◆ **What needs to be done**: Give all of the lines again exactly as they read.

◇ ◇ ◇ ◇ ◇

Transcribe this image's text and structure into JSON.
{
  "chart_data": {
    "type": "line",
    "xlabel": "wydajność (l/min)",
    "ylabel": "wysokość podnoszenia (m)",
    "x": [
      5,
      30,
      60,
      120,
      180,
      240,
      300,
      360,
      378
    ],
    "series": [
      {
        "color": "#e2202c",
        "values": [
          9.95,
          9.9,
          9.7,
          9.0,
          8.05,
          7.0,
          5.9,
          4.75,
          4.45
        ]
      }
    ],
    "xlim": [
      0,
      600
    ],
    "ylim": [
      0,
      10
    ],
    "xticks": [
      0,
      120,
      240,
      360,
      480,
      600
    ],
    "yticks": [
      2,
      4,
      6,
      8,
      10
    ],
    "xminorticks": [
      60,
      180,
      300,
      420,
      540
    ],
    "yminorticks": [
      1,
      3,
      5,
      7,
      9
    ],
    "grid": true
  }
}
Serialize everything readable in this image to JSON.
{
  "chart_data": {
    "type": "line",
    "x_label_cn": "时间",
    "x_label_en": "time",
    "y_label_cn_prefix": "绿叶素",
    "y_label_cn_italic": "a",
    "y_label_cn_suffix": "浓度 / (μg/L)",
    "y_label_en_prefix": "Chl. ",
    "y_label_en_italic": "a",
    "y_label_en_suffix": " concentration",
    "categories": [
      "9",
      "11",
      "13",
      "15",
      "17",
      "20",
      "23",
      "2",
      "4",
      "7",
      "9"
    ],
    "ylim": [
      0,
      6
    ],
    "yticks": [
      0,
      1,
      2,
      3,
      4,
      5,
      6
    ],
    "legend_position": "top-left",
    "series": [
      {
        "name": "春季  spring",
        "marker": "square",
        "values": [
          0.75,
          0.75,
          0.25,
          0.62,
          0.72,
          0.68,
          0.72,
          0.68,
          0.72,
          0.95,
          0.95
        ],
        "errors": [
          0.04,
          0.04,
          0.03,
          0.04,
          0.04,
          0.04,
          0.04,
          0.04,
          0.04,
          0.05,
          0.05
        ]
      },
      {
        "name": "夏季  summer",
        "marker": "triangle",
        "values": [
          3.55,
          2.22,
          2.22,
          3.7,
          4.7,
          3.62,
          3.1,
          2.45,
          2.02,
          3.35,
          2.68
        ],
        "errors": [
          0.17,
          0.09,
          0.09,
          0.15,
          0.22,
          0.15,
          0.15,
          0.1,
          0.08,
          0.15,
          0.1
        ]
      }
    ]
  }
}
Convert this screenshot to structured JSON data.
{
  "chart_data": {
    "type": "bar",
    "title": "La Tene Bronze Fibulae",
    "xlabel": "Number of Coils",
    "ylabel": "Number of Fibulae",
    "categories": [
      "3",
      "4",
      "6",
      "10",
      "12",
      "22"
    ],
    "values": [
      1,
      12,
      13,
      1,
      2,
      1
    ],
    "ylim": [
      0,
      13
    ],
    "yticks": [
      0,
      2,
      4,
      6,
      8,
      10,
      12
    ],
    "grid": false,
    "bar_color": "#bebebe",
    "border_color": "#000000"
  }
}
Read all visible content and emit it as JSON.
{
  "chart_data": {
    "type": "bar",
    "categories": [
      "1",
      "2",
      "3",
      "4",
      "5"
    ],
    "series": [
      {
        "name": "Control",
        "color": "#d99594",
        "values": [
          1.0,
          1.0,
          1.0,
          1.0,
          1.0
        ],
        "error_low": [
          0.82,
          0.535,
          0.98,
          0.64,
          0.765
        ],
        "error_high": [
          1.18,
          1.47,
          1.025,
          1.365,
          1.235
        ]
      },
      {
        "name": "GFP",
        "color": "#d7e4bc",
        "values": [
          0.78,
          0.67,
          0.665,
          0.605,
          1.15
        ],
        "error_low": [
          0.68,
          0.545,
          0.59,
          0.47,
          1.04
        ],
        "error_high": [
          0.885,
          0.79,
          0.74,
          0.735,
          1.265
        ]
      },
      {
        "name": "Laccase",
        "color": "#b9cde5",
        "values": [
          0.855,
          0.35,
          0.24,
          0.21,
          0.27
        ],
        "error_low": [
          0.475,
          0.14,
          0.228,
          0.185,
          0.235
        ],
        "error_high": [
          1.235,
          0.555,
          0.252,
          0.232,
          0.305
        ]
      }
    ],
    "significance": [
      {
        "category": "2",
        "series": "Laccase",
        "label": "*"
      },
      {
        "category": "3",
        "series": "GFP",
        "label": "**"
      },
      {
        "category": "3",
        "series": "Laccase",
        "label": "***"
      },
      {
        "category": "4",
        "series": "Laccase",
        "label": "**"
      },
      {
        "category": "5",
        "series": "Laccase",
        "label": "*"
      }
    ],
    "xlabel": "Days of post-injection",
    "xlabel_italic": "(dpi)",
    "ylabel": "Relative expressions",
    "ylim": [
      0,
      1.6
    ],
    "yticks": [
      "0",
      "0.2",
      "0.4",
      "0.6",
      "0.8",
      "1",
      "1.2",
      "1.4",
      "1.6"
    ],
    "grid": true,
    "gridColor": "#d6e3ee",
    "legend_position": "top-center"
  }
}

◇ ◇ ◇ ◇ ◇

◆ **Output for this task**:
Transcribe this image's text and structure into JSON.
{
  "chart_data": {
    "type": "line",
    "xlabel": "wydajność (l/min)",
    "ylabel": "wysokość podnoszenia (m)",
    "x": [
      5,
      30,
      60,
      120,
      180,
      240,
      300,
      360,
      378
    ],
    "series": [
      {
        "color": "#e2202c",
        "values": [
          9.95,
          9.9,
          9.7,
          9.0,
          8.05,
          7.0,
          5.9,
          4.75,
          4.45
        ]
      }
    ],
    "xlim": [
      0,
      600
    ],
    "ylim": [
      0,
      10
    ],
    "xticks": [
      0,
      120,
      240,
      360,
      480,
      600
    ],
    "yticks": [
      2,
      4,
      6,
      8,
      10
    ],
    "xminorticks": [
      60,
      180,
      300,
      420,
      540
    ],
    "yminorticks": [
      1,
      3,
      5,
      7,
      9
    ],
    "grid": true
  }
}
Serialize everything readable in this image to JSON.
{
  "chart_data": {
    "type": "line",
    "x_label_cn": "时间",
    "x_label_en": "time",
    "y_label_cn_prefix": "绿叶素",
    "y_label_cn_italic": "a",
    "y_label_cn_suffix": "浓度 / (μg/L)",
    "y_label_en_prefix": "Chl. ",
    "y_label_en_italic": "a",
    "y_label_en_suffix": " concentration",
    "categories": [
      "9",
      "11",
      "13",
      "15",
      "17",
      "20",
      "23",
      "2",
      "4",
      "7",
      "9"
    ],
    "ylim": [
      0,
      6
    ],
    "yticks": [
      0,
      1,
      2,
      3,
      4,
      5,
      6
    ],
    "legend_position": "top-left",
    "series": [
      {
        "name": "春季  spring",
        "marker": "square",
        "values": [
          0.75,
          0.75,
          0.25,
          0.62,
          0.72,
          0.68,
          0.72,
          0.68,
          0.72,
          0.95,
          0.95
        ],
        "errors": [
          0.04,
          0.04,
          0.03,
          0.04,
          0.04,
          0.04,
          0.04,
          0.04,
          0.04,
          0.05,
          0.05
        ]
      },
      {
        "name": "夏季  summer",
        "marker": "triangle",
        "values": [
          3.55,
          2.22,
          2.22,
          3.7,
          4.7,
          3.62,
          3.1,
          2.45,
          2.02,
          3.35,
          2.68
        ],
        "errors": [
          0.17,
          0.09,
          0.09,
          0.15,
          0.22,
          0.15,
          0.15,
          0.1,
          0.08,
          0.15,
          0.1
        ]
      }
    ]
  }
}
Convert this screenshot to structured JSON data.
{
  "chart_data": {
    "type": "bar",
    "title": "La Tene Bronze Fibulae",
    "xlabel": "Number of Coils",
    "ylabel": "Number of Fibulae",
    "categories": [
      "3",
      "4",
      "6",
      "10",
      "12",
      "22"
    ],
    "values": [
      1,
      12,
      13,
      1,
      2,
      1
    ],
    "ylim": [
      0,
      13
    ],
    "yticks": [
      0,
      2,
      4,
      6,
      8,
      10,
      12
    ],
    "grid": false,
    "bar_color": "#bebebe",
    "border_color": "#000000"
  }
}
Read all visible content and emit it as JSON.
{
  "chart_data": {
    "type": "bar",
    "categories": [
      "1",
      "2",
      "3",
      "4",
      "5"
    ],
    "series": [
      {
        "name": "Control",
        "color": "#d99594",
        "values": [
          1.0,
          1.0,
          1.0,
          1.0,
          1.0
        ],
        "error_low": [
          0.82,
          0.535,
          0.98,
          0.64,
          0.765
        ],
        "error_high": [
          1.18,
          1.47,
          1.025,
          1.365,
          1.235
        ]
      },
      {
        "name": "GFP",
        "color": "#d7e4bc",
        "values": [
          0.78,
          0.67,
          0.665,
          0.605,
          1.15
        ],
        "error_low": [
          0.68,
          0.545,
          0.59,
          0.47,
          1.04
        ],
        "error_high": [
          0.885,
          0.79,
          0.74,
          0.735,
          1.265
        ]
      },
      {
        "name": "Laccase",
        "color": "#b9cde5",
        "values": [
          0.855,
          0.35,
          0.24,
          0.21,
          0.27
        ],
        "error_low": [
          0.475,
          0.14,
          0.228,
          0.185,
          0.235
        ],
        "error_high": [
          1.235,
          0.555,
          0.252,
          0.232,
          0.305
        ]
      }
    ],
    "significance": [
      {
        "category": "2",
        "series": "Laccase",
        "label": "*"
      },
      {
        "category": "3",
        "series": "GFP",
        "label": "**"
      },
      {
        "category": "3",
        "series": "Laccase",
        "label": "***"
      },
      {
        "category": "4",
        "series": "Laccase",
        "label": "**"
      },
      {
        "category": "5",
        "series": "Laccase",
        "label": "*"
      }
    ],
    "xlabel": "Days of post-injection",
    "xlabel_italic": "(dpi)",
    "ylabel": "Relative expressions",
    "ylim": [
      0,
      1.6
    ],
    "yticks": [
      "0",
      "0.2",
      "0.4",
      "0.6",
      "0.8",
      "1",
      "1.2",
      "1.4",
      "1.6"
    ],
    "grid": true,
    "gridColor": "#d6e3ee",
    "legend_position": "top-center"
  }
}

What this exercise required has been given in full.